Problems and tasks:
1. In the Llys Bradwen site description, who reported hut circles at the site, and when?
2. Proceed with the Llys Bradwen site description, continuing from its final sentence.

**** Excerpted passage ****

Longitude: -3.9994 / 3°59'57"W

OS Eastings: 265011

OS Northings: 313857

OS Grid: SH650138

Mapcode National: GBR 8W.2MXR

Mapcode Global: WH56T.J8R7

Entry Name: Llys Bradwen Medieval Site

Scheduled Date:

Source: Cadw

Source ID: 3200

Cadw Legacy ID: ME022

Schedule Class: Monument

Category: Enclosure

Period: Medieval

County: Gwynedd

Community: Arthog

Traditional County: Merionethshire


The monument comprises the remains of an earthwork/stone-built enclosure. The date or precise nature of the enclosure is unknown, but it is likely to be later prehistoric or medieval.

Llys Bradwen consists of a levelled platform running east-west on the north side of the Afon Arthog. The southern edge, above the stream, is a terrace, reinforced and retained with large boulders, and the northern edge is a scarp, probably originally stone-faced, cut into the hillside. The middle of the platform is occupied by a large, roughly-square enclosure c.34m across, defined by a bank c.1.6m wide revetted on both sides by earth-fast stones and boulders, except on the north where it rests under the terrace scarp. To its east a second, smaller square enclosure, c.15-16m across and at a slightly higher level, is similarly defined and adjoins the northern part of the larger enclosure’s boundary. To its south a further area is defined only by the edges of the terrace. The entrance to the main enclosure lies just south of the smaller enclosure. A second gap on the west side of the main enclosure may be modern, although a further levelled area does appear to extend to the west, cut by the modern track. A patch of old cultivation marks above the terrace to the north may have overlain the enclosure. Fenton reported the presence of hut circles in the early 19th century, and there are several possibilities though none is especially clear. Traditionally this is the court, or llys, of Ednowain ap Bradwen, a legendary early medieval chieftain. Roman pottery has also been found on the site, at the foot of the southern bank.

**** Extracted information ****

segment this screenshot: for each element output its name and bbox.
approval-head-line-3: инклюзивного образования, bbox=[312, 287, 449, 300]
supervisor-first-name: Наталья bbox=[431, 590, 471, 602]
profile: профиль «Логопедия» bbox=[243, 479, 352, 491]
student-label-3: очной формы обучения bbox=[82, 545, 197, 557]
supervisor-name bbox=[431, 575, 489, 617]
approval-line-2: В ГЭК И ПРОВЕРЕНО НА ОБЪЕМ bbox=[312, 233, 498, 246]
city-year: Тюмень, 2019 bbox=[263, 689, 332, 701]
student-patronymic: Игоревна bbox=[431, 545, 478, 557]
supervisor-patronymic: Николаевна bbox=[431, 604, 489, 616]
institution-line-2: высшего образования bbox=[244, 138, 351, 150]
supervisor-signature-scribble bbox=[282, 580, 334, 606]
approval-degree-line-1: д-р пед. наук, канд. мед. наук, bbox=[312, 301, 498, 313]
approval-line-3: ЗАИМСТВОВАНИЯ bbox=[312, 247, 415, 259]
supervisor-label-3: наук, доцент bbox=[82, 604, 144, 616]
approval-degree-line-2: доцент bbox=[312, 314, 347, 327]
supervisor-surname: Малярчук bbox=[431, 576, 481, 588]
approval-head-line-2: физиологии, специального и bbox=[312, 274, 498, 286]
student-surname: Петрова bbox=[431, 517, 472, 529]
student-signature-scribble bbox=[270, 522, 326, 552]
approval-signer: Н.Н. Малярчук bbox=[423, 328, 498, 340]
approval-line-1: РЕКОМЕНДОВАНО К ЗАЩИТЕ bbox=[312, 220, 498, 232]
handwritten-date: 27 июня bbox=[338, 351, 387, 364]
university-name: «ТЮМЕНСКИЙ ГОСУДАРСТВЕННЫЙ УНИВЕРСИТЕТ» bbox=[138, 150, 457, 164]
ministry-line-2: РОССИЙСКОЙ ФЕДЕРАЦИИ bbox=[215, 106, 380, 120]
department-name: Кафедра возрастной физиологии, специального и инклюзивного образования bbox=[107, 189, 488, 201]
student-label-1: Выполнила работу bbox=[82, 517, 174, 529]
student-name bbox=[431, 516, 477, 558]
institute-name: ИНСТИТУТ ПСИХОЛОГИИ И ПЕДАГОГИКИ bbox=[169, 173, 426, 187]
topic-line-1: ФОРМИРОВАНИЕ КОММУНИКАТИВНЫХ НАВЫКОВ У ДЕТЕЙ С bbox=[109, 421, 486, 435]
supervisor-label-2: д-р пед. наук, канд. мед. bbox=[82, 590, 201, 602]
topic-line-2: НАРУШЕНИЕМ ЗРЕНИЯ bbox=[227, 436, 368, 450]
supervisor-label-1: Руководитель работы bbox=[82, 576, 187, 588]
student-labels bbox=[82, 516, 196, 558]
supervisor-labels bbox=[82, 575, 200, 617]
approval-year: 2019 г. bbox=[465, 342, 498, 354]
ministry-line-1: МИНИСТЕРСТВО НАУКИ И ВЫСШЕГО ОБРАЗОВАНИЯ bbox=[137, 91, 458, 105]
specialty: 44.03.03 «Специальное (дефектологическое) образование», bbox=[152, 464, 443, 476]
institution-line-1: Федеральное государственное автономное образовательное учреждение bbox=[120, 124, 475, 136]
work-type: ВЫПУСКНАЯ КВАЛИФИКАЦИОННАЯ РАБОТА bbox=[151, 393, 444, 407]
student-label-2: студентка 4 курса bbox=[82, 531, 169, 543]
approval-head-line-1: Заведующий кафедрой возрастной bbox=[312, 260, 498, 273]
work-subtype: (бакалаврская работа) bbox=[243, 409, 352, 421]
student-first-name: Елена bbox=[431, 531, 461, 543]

****

Answer set:
1. Fenton reported them in the early 19th century.

2.
The monument is of national importance for its potential to enhance our knowledge of later prehistoric defensive organisation and settlement. The site forms an important element within the wider later prehistoric context and within the surrounding landscape. The site is well preserved and retains considerable archaeological potential. There is a strong probability of the presence of evidence relating to chronology, building techniques and functional detail.

The scheduled area comprises the remains described and areas around them within which related evidence may be expected to survive.